*WHAT NEEDS TO BE DONE:* Your task is to output the data exactly as it stands.

** start of ENTRIES **

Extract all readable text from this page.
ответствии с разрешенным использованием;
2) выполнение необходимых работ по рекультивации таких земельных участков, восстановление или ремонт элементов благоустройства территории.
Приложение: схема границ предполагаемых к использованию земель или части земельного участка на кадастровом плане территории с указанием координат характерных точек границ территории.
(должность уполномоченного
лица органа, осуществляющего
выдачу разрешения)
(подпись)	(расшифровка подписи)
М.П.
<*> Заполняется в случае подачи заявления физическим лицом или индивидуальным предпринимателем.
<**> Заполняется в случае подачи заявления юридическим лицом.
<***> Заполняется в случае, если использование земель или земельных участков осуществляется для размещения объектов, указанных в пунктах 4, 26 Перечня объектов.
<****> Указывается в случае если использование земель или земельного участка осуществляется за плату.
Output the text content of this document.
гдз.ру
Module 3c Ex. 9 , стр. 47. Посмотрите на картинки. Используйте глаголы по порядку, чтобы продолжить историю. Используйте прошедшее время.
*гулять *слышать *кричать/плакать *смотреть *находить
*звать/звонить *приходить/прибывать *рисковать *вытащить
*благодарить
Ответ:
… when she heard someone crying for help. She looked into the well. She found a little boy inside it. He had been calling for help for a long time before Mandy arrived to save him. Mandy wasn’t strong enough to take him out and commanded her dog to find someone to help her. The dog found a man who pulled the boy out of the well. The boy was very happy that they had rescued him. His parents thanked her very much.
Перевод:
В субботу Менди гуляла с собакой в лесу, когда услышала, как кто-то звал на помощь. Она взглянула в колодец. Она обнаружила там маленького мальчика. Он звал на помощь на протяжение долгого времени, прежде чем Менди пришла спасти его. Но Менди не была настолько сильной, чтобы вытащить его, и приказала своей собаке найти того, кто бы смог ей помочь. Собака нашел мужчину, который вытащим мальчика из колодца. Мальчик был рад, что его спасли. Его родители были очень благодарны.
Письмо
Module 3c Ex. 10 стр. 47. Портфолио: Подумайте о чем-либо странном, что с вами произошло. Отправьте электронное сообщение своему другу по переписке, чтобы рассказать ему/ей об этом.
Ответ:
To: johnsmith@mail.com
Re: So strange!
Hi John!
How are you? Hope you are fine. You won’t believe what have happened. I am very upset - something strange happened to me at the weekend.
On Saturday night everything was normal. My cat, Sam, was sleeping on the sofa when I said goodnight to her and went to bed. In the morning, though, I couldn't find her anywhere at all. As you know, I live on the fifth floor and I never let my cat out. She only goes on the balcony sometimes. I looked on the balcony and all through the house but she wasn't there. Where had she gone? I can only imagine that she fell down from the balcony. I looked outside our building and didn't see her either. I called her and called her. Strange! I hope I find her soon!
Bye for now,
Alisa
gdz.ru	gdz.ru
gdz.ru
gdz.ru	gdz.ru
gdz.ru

** end of ENTRIES **

*RESPONSE TO THIS EXERCISE:*
Extract all readable text from this page.
ответствии с разрешенным использованием;
2) выполнение необходимых работ по рекультивации таких земельных участков, восстановление или ремонт элементов благоустройства территории.
Приложение: схема границ предполагаемых к использованию земель или части земельного участка на кадастровом плане территории с указанием координат характерных точек границ территории.
(должность уполномоченного
лица органа, осуществляющего
выдачу разрешения)
(подпись)	(расшифровка подписи)
М.П.
<*> Заполняется в случае подачи заявления физическим лицом или индивидуальным предпринимателем.
<**> Заполняется в случае подачи заявления юридическим лицом.
<***> Заполняется в случае, если использование земель или земельных участков осуществляется для размещения объектов, указанных в пунктах 4, 26 Перечня объектов.
<****> Указывается в случае если использование земель или земельного участка осуществляется за плату.
Output the text content of this document.
гдз.ру
Module 3c Ex. 9 , стр. 47. Посмотрите на картинки. Используйте глаголы по порядку, чтобы продолжить историю. Используйте прошедшее время.
*гулять *слышать *кричать/плакать *смотреть *находить
*звать/звонить *приходить/прибывать *рисковать *вытащить
*благодарить
Ответ:
… when she heard someone crying for help. She looked into the well. She found a little boy inside it. He had been calling for help for a long time before Mandy arrived to save him. Mandy wasn’t strong enough to take him out and commanded her dog to find someone to help her. The dog found a man who pulled the boy out of the well. The boy was very happy that they had rescued him. His parents thanked her very much.
Перевод:
В субботу Менди гуляла с собакой в лесу, когда услышала, как кто-то звал на помощь. Она взглянула в колодец. Она обнаружила там маленького мальчика. Он звал на помощь на протяжение долгого времени, прежде чем Менди пришла спасти его. Но Менди не была настолько сильной, чтобы вытащить его, и приказала своей собаке найти того, кто бы смог ей помочь. Собака нашел мужчину, который вытащим мальчика из колодца. Мальчик был рад, что его спасли. Его родители были очень благодарны.
Письмо
Module 3c Ex. 10 стр. 47. Портфолио: Подумайте о чем-либо странном, что с вами произошло. Отправьте электронное сообщение своему другу по переписке, чтобы рассказать ему/ей об этом.
Ответ:
To: johnsmith@mail.com
Re: So strange!
Hi John!
How are you? Hope you are fine. You won’t believe what have happened. I am very upset - something strange happened to me at the weekend.
On Saturday night everything was normal. My cat, Sam, was sleeping on the sofa when I said goodnight to her and went to bed. In the morning, though, I couldn't find her anywhere at all. As you know, I live on the fifth floor and I never let my cat out. She only goes on the balcony sometimes. I looked on the balcony and all through the house but she wasn't there. Where had she gone? I can only imagine that she fell down from the balcony. I looked outside our building and didn't see her either. I called her and called her. Strange! I hope I find her soon!
Bye for now,
Alisa
gdz.ru	gdz.ru
gdz.ru
gdz.ru	gdz.ru
gdz.ru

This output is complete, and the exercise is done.